What needs to be done:
Go through the listing and copy each line with the string "طبيعة".

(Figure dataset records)
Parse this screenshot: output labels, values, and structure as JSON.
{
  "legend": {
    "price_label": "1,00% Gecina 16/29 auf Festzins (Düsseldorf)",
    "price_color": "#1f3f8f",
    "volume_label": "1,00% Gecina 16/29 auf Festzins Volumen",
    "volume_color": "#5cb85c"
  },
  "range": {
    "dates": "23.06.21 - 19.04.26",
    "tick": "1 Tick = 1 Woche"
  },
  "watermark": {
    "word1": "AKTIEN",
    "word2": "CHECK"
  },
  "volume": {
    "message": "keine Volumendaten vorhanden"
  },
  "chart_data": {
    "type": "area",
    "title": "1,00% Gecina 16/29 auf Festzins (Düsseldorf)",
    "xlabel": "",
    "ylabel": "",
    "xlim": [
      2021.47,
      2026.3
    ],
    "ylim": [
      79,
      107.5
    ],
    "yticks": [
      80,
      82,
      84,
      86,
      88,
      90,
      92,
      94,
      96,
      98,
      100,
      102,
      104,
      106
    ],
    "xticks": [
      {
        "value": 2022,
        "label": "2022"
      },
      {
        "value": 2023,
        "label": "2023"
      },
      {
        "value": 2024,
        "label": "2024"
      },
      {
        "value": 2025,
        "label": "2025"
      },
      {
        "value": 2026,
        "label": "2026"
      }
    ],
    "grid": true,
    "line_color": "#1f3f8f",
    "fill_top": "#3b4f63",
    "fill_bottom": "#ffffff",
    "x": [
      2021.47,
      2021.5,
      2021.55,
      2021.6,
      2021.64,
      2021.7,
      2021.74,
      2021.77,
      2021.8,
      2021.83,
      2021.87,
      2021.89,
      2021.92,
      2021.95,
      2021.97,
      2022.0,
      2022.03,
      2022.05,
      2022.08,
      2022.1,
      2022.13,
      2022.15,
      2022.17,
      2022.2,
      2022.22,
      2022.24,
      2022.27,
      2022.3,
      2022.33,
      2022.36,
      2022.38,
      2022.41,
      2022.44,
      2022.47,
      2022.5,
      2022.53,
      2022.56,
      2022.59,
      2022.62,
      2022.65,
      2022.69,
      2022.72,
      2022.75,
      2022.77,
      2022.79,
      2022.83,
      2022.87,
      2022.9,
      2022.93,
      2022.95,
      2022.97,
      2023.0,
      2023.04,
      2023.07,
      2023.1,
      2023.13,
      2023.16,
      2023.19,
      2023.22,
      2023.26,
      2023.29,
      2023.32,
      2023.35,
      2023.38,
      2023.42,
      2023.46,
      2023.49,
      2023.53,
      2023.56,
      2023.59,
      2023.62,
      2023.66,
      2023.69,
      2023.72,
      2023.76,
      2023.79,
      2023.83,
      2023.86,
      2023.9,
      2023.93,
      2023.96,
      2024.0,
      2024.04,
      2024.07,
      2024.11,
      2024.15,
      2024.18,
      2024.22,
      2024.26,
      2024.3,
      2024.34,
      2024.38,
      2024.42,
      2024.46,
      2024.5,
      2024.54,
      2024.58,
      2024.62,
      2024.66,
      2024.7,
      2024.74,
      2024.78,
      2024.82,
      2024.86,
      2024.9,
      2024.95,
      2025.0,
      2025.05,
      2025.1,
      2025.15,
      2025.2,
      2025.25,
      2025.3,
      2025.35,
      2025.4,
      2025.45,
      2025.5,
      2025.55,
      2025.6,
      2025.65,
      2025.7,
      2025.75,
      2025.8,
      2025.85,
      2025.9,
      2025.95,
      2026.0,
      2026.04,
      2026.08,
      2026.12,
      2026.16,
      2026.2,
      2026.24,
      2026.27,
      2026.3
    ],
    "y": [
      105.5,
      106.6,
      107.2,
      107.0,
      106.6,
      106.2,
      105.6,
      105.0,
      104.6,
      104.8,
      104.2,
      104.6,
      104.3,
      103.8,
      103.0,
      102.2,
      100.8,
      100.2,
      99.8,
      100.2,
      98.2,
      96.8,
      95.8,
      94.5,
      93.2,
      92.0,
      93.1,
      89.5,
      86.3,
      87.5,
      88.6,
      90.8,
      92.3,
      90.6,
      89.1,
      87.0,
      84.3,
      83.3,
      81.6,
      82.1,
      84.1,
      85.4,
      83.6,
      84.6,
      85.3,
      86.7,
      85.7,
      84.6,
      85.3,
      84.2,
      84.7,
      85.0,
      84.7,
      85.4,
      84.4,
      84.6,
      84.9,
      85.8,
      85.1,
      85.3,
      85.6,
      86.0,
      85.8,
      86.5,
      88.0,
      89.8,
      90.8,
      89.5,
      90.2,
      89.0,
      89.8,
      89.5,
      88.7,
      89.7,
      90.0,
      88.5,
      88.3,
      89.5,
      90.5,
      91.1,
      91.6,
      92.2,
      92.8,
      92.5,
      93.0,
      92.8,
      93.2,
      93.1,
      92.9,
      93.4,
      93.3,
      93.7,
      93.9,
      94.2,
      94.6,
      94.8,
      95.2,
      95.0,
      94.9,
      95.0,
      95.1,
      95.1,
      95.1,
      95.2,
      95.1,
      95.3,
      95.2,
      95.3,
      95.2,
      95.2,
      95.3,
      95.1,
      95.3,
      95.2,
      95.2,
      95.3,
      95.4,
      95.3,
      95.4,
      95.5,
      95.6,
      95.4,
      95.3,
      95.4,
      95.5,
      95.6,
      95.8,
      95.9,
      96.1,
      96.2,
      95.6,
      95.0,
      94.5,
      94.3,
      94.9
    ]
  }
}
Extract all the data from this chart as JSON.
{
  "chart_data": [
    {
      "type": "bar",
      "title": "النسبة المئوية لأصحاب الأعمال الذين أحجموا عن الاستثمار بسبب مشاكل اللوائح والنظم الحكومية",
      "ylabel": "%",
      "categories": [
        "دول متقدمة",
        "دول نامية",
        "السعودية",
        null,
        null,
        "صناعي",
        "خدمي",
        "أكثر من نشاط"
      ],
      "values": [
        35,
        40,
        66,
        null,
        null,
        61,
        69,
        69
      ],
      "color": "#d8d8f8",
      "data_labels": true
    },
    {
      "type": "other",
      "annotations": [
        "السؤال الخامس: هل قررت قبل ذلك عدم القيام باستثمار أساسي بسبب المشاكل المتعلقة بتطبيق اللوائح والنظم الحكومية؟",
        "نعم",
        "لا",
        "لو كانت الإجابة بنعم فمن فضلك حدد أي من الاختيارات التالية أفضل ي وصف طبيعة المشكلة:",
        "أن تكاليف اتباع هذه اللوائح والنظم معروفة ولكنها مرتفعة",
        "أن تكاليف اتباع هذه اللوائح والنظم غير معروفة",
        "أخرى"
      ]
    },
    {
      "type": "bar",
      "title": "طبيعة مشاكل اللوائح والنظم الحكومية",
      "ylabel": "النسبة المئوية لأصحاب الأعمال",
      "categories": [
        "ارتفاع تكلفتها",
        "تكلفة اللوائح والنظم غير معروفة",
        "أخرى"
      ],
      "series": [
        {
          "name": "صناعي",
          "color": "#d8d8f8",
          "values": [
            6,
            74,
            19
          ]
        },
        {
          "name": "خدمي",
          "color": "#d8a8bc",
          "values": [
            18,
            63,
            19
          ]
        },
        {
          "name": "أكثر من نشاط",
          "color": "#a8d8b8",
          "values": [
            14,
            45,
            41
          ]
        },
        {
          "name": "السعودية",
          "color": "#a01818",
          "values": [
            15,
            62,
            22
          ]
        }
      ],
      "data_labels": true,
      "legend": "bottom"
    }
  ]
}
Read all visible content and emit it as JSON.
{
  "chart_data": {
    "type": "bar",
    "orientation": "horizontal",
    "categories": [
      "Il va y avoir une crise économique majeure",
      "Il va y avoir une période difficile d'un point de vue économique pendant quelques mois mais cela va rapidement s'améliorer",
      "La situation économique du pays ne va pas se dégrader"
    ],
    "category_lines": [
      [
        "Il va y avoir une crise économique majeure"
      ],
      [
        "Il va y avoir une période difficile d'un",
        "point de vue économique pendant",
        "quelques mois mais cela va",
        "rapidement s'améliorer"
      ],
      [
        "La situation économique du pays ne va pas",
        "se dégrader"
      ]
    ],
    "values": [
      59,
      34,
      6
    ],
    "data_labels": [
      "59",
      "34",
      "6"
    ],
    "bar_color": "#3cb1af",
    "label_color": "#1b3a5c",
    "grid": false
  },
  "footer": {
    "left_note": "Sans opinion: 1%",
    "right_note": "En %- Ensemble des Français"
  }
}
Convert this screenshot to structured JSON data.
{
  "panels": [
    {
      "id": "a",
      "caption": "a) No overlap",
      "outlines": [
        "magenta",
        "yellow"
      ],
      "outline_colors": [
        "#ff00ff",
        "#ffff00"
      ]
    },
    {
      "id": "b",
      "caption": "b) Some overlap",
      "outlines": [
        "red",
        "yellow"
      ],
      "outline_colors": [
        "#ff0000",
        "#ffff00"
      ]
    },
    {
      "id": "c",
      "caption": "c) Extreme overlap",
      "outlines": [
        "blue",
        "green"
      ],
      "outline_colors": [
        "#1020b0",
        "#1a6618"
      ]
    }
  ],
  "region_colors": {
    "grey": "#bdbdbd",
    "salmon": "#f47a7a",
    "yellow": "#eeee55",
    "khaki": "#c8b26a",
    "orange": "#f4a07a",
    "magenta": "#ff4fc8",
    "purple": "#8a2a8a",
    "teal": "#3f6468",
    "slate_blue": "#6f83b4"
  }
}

Output for this task:
        "لو كانت الإجابة بنعم فمن فضلك حدد أي من الاختيارات التالية أفضل ي وصف طبيعة المشكلة:",
      "title": "طبيعة مشاكل اللوائح والنظم الحكومية",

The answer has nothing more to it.